#### [SET EXERCISE]
Write out the material again word for word, dropping any images it holds.

%%

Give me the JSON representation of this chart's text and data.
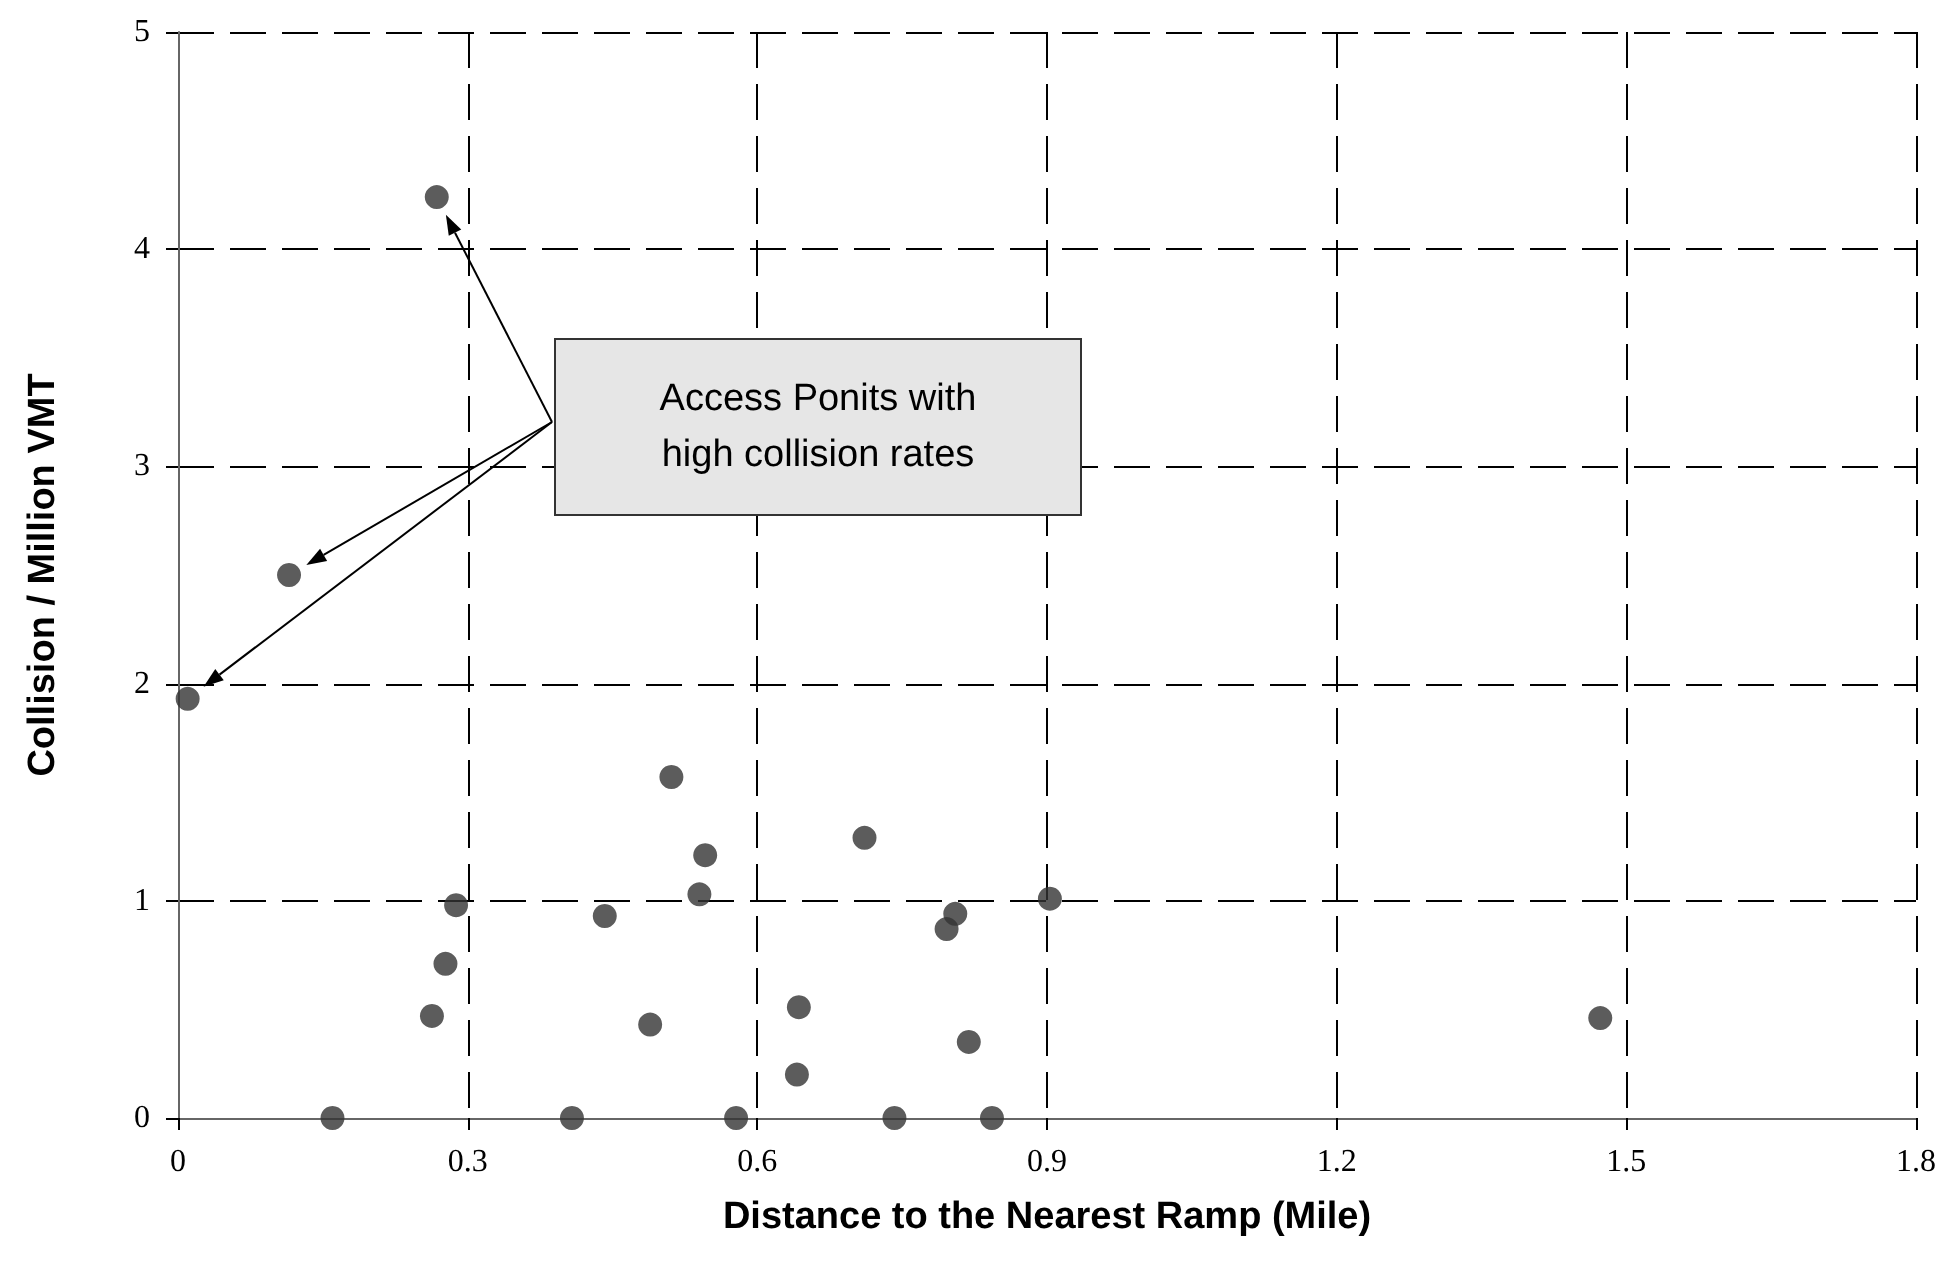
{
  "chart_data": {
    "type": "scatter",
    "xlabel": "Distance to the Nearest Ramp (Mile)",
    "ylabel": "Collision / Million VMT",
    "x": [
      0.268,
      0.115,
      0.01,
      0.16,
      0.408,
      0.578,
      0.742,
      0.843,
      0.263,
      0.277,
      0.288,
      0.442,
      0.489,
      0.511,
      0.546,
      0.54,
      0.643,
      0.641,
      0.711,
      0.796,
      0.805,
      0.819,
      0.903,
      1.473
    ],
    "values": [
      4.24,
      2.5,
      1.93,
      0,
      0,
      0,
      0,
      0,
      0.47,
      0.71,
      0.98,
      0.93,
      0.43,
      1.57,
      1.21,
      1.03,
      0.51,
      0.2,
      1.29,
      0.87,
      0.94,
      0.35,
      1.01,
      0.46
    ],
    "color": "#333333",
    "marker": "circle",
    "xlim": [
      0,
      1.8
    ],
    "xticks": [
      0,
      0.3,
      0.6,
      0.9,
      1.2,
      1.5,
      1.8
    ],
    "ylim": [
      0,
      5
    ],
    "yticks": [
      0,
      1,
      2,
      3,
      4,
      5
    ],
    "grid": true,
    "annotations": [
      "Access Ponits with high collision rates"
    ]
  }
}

%%

#### [EXPECTED ANSWER]
Give me the JSON representation of this chart's text and data.
{
  "chart_data": {
    "type": "scatter",
    "xlabel": "Distance to the Nearest Ramp (Mile)",
    "ylabel": "Collision / Million VMT",
    "x": [
      0.268,
      0.115,
      0.01,
      0.16,
      0.408,
      0.578,
      0.742,
      0.843,
      0.263,
      0.277,
      0.288,
      0.442,
      0.489,
      0.511,
      0.546,
      0.54,
      0.643,
      0.641,
      0.711,
      0.796,
      0.805,
      0.819,
      0.903,
      1.473
    ],
    "values": [
      4.24,
      2.5,
      1.93,
      0,
      0,
      0,
      0,
      0,
      0.47,
      0.71,
      0.98,
      0.93,
      0.43,
      1.57,
      1.21,
      1.03,
      0.51,
      0.2,
      1.29,
      0.87,
      0.94,
      0.35,
      1.01,
      0.46
    ],
    "color": "#333333",
    "marker": "circle",
    "xlim": [
      0,
      1.8
    ],
    "xticks": [
      0,
      0.3,
      0.6,
      0.9,
      1.2,
      1.5,
      1.8
    ],
    "ylim": [
      0,
      5
    ],
    "yticks": [
      0,
      1,
      2,
      3,
      4,
      5
    ],
    "grid": true,
    "annotations": [
      "Access Ponits with high collision rates"
    ]
  }
}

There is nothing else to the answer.